• [SET TASK]:
Your task is to copy every line of the records below that contains "this".

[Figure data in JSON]
════════════════

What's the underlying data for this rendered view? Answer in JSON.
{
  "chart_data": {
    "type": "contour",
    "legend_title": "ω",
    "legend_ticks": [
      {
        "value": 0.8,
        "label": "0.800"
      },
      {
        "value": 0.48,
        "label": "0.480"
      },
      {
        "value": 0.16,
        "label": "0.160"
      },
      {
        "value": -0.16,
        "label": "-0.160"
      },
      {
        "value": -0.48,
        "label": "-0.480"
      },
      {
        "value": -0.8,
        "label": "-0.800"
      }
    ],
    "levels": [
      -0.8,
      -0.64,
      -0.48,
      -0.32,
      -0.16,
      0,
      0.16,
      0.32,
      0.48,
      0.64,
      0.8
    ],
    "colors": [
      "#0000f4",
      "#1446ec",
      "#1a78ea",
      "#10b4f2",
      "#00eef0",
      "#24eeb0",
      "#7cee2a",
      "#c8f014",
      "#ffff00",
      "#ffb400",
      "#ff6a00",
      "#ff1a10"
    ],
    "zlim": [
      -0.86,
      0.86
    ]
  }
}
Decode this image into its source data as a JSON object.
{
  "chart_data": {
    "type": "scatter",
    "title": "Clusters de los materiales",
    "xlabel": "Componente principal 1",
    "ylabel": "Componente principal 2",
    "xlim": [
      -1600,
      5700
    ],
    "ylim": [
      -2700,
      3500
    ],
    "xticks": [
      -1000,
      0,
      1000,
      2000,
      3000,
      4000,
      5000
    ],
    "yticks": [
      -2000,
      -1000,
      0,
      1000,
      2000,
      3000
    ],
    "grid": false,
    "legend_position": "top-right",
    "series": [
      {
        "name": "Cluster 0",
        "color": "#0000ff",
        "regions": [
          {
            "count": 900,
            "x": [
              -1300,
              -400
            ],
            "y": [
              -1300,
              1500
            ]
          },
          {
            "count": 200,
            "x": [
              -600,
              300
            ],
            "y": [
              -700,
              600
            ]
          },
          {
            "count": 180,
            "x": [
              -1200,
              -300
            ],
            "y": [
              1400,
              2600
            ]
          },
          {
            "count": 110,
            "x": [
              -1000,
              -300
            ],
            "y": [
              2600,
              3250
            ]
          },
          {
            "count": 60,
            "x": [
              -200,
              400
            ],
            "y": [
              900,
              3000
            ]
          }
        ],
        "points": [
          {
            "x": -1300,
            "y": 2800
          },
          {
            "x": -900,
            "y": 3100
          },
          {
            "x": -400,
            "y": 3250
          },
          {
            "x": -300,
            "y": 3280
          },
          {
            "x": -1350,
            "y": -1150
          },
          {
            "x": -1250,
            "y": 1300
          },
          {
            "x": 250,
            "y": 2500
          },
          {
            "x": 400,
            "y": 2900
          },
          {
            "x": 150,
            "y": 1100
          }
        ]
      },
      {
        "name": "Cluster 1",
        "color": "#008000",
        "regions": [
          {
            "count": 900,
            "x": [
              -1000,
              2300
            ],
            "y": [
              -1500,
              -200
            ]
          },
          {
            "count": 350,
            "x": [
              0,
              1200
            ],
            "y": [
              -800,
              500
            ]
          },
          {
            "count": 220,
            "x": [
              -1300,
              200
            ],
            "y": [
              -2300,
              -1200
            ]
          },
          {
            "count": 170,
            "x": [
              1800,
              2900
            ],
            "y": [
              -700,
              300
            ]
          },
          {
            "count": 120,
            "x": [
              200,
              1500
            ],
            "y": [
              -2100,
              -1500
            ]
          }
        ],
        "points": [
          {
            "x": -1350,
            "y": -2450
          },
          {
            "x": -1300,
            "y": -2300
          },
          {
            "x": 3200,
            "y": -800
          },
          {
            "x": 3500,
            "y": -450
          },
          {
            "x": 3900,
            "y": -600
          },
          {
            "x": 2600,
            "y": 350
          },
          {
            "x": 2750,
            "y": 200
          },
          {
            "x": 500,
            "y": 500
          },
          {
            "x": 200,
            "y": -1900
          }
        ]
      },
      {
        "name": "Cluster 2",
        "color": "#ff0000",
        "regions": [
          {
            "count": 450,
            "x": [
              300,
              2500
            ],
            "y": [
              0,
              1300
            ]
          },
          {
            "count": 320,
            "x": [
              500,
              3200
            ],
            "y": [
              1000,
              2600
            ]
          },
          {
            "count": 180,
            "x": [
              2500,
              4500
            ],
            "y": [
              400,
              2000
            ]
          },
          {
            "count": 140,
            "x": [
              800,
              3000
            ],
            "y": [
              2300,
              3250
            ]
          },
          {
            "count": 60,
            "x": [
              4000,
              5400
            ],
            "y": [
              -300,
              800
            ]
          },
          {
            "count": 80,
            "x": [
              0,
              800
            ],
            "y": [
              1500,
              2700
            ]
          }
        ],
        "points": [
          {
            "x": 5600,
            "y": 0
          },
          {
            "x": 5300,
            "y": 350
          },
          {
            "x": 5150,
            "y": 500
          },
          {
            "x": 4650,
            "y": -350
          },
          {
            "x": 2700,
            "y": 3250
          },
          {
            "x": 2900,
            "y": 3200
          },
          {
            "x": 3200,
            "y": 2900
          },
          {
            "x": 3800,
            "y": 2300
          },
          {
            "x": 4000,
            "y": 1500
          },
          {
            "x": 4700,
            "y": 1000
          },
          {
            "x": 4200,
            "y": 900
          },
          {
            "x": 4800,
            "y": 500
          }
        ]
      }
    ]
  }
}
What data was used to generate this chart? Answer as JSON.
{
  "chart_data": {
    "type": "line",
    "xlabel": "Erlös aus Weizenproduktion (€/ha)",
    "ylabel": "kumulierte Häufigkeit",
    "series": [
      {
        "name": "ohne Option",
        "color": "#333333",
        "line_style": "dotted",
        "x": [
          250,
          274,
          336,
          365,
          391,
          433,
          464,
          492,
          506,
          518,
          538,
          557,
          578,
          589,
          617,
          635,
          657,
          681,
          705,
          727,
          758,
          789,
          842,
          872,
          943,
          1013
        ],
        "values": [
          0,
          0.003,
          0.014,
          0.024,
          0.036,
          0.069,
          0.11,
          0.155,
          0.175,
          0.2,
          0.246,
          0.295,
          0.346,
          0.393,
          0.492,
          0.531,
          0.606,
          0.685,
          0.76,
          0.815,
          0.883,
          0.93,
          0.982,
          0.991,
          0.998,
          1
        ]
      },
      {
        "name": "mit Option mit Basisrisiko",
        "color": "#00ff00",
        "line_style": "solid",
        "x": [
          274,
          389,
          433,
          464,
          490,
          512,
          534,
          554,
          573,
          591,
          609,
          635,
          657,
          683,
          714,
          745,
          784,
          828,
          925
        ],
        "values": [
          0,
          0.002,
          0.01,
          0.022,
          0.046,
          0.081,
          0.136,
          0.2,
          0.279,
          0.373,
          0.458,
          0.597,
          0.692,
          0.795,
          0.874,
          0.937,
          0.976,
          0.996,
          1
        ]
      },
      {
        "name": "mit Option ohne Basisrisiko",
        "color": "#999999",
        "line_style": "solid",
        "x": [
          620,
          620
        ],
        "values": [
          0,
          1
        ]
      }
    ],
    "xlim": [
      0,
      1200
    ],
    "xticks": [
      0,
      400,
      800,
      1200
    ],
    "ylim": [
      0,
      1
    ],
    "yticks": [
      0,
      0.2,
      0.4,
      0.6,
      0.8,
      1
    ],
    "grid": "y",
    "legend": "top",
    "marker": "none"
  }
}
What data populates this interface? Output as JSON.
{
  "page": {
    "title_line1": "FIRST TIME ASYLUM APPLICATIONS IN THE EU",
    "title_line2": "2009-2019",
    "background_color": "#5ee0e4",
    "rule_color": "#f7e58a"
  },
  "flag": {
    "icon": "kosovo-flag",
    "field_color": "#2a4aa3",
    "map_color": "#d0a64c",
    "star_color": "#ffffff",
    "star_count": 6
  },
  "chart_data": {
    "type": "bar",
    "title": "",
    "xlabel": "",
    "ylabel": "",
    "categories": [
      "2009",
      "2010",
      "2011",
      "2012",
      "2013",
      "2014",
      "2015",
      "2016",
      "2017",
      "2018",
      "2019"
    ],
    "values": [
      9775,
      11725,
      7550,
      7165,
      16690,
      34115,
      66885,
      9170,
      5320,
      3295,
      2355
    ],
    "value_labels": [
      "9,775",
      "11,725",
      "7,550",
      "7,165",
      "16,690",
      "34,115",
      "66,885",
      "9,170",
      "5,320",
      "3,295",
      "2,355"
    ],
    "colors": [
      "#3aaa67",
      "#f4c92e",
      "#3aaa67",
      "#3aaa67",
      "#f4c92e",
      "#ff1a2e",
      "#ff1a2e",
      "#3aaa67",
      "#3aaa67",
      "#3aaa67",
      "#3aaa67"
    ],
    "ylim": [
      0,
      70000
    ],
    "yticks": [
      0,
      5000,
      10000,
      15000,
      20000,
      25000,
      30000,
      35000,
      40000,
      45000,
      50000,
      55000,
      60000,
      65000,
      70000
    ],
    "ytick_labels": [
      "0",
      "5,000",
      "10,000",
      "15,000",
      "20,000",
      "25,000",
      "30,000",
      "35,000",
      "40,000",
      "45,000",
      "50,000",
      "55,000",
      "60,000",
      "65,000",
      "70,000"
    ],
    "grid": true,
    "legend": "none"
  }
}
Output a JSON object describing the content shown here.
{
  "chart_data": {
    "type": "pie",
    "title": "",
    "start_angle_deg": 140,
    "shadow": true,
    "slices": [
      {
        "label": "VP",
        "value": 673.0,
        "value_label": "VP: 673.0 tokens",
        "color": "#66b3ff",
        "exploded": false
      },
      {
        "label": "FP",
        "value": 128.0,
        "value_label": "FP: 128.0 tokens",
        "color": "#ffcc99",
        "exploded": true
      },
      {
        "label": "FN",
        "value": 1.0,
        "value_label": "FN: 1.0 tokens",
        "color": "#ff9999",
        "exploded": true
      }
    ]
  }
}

════════════════

• [FINAL RESULT]:
What's the underlying data for this rendered view? Answer in JSON.
Decode this image into its source data as a JSON object.
What data was used to generate this chart? Answer as JSON.
What data populates this interface? Output as JSON.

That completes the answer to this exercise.